> Raw records:
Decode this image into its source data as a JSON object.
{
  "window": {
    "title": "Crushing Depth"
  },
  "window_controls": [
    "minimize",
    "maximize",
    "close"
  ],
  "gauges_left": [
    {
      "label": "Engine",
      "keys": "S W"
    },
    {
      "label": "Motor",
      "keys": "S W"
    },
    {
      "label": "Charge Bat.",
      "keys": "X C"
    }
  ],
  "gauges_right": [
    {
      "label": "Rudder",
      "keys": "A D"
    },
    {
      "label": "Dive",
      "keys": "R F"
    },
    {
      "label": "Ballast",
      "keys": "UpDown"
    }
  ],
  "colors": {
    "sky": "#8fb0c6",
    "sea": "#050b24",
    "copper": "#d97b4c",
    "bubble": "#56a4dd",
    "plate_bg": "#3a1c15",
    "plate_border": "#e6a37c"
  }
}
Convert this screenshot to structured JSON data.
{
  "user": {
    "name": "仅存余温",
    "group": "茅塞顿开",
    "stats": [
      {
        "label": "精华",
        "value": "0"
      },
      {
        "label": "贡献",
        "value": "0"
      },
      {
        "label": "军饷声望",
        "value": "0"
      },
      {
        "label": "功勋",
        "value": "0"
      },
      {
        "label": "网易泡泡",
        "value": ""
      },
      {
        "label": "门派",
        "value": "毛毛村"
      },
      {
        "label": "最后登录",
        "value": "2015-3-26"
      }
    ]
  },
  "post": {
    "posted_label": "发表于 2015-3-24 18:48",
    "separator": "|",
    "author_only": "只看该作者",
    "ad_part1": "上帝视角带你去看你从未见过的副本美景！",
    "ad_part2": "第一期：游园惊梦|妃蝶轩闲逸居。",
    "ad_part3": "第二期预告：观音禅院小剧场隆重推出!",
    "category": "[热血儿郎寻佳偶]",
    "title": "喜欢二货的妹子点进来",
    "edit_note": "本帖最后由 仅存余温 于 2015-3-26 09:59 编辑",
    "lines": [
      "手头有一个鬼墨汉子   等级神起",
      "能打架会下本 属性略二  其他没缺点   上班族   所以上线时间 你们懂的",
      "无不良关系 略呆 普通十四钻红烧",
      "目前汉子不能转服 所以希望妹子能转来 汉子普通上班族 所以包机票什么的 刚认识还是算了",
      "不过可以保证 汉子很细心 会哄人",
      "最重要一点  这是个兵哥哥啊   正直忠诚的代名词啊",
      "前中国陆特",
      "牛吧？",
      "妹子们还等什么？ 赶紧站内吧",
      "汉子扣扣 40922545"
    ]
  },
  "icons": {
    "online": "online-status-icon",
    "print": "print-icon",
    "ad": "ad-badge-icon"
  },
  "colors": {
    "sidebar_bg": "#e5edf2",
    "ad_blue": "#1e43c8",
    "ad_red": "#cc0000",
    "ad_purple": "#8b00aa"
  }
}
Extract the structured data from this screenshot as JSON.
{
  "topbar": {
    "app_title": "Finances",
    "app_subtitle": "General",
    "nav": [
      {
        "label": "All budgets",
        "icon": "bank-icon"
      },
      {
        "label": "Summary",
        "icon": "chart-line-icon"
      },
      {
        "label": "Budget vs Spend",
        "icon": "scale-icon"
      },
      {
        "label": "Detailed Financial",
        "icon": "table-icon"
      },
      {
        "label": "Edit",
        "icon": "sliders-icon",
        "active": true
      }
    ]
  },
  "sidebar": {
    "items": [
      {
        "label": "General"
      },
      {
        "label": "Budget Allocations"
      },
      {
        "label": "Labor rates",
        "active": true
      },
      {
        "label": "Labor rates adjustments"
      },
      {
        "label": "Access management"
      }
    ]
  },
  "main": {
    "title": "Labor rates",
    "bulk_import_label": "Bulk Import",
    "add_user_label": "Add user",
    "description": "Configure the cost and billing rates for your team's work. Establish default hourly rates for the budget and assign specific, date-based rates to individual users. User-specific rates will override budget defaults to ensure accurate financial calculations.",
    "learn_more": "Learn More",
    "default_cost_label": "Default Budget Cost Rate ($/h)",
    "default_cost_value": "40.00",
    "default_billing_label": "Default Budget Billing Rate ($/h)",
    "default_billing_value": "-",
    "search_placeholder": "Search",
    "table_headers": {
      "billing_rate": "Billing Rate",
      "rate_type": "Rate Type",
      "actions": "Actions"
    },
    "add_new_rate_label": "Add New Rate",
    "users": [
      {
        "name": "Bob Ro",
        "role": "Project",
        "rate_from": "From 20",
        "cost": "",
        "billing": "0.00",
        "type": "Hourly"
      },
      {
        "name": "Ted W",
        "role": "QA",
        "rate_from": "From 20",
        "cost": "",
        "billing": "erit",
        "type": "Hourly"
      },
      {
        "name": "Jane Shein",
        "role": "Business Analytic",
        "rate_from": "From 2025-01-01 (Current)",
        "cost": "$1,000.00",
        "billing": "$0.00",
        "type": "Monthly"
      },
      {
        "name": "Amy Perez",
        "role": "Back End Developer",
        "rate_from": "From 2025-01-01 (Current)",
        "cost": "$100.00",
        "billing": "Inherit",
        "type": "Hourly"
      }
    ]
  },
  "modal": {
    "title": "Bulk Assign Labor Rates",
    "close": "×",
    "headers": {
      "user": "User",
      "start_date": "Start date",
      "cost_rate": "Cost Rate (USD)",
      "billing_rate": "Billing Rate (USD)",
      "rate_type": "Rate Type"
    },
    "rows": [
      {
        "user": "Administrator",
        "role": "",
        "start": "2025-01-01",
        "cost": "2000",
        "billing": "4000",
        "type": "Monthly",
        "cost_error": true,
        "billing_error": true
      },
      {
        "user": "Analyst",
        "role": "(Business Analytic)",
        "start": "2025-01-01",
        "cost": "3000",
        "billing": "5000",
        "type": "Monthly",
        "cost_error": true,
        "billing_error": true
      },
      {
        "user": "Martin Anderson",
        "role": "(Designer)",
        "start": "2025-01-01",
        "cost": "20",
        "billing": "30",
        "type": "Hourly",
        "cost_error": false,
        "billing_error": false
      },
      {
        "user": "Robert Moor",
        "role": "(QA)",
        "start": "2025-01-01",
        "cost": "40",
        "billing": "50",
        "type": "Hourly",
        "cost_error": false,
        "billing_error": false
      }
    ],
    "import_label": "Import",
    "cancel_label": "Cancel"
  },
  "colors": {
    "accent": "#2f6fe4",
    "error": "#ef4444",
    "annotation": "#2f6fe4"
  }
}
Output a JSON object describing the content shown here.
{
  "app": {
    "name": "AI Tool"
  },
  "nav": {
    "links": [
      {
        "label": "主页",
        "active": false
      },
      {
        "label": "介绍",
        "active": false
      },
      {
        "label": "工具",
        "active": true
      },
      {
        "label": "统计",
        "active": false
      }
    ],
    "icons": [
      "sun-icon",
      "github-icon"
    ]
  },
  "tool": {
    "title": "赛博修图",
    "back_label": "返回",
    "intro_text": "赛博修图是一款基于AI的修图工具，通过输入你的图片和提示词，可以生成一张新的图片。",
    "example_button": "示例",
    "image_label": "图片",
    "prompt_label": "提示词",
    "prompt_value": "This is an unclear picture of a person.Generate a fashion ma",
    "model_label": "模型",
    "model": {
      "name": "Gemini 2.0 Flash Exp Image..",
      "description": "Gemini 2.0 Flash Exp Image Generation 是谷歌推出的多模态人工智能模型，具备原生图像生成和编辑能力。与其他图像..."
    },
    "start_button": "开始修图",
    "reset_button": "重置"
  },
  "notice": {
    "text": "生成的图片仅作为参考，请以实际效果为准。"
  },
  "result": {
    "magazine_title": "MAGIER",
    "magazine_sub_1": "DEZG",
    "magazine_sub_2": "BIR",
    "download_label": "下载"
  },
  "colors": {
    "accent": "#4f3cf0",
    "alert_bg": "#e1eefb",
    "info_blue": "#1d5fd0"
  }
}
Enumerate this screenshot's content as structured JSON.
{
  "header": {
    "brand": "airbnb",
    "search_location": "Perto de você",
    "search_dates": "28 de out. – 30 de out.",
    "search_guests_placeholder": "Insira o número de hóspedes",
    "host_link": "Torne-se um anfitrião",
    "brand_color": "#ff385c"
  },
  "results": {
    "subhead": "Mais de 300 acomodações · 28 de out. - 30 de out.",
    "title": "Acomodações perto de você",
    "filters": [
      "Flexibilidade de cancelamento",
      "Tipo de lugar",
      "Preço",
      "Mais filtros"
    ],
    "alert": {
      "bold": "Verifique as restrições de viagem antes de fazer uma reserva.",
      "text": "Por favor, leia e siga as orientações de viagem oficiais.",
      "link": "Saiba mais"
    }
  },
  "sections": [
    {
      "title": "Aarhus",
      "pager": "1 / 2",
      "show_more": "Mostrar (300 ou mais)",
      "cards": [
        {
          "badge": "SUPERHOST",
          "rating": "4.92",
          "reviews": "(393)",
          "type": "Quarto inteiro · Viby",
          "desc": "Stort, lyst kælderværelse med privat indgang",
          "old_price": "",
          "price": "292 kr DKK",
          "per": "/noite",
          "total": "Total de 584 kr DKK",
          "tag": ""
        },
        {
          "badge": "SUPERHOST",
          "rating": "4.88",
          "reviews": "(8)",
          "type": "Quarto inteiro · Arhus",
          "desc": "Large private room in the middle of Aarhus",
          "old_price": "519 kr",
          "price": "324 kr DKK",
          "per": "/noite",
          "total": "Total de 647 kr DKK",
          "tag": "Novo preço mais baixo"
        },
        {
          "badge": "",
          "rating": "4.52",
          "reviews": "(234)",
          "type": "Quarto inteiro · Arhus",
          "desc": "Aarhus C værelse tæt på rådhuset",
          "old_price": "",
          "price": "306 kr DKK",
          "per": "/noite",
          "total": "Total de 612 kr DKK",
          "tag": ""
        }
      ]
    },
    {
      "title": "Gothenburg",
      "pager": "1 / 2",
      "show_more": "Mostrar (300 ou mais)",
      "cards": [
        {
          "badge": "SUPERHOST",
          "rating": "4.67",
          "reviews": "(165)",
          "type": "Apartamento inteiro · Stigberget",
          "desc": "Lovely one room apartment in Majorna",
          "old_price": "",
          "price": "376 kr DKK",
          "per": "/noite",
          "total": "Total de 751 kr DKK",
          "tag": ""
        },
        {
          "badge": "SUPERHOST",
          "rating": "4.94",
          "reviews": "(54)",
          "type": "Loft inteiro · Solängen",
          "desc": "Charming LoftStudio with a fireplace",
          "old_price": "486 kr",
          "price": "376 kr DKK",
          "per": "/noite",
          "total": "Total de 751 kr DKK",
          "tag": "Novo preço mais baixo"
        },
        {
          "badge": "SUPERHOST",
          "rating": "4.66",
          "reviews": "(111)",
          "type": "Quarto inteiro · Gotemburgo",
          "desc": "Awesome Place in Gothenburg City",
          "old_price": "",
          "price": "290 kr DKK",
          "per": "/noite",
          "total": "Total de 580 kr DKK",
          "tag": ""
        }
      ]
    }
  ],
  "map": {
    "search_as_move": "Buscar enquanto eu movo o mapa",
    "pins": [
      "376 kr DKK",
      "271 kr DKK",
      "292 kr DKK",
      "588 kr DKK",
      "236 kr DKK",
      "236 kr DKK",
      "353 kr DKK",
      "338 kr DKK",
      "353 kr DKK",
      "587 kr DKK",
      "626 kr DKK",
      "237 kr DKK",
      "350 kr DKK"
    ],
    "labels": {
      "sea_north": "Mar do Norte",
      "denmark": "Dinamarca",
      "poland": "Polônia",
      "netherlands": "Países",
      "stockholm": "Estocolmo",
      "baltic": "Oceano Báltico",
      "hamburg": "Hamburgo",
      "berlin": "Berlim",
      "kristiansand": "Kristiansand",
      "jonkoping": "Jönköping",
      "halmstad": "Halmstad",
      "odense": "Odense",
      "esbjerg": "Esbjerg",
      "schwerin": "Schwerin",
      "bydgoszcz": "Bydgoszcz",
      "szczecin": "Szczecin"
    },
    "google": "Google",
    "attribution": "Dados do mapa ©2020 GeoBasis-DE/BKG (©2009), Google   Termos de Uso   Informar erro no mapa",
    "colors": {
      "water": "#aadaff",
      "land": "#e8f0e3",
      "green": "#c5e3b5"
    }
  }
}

> Task brief: Out of the records, collect only those lines that contain the string "JSON".

> Worked solution:
Decode this image into its source data as a JSON object.
Convert this screenshot to structured JSON data.
Extract the structured data from this screenshot as JSON.
Output a JSON object describing the content shown here.
Enumerate this screenshot's content as structured JSON.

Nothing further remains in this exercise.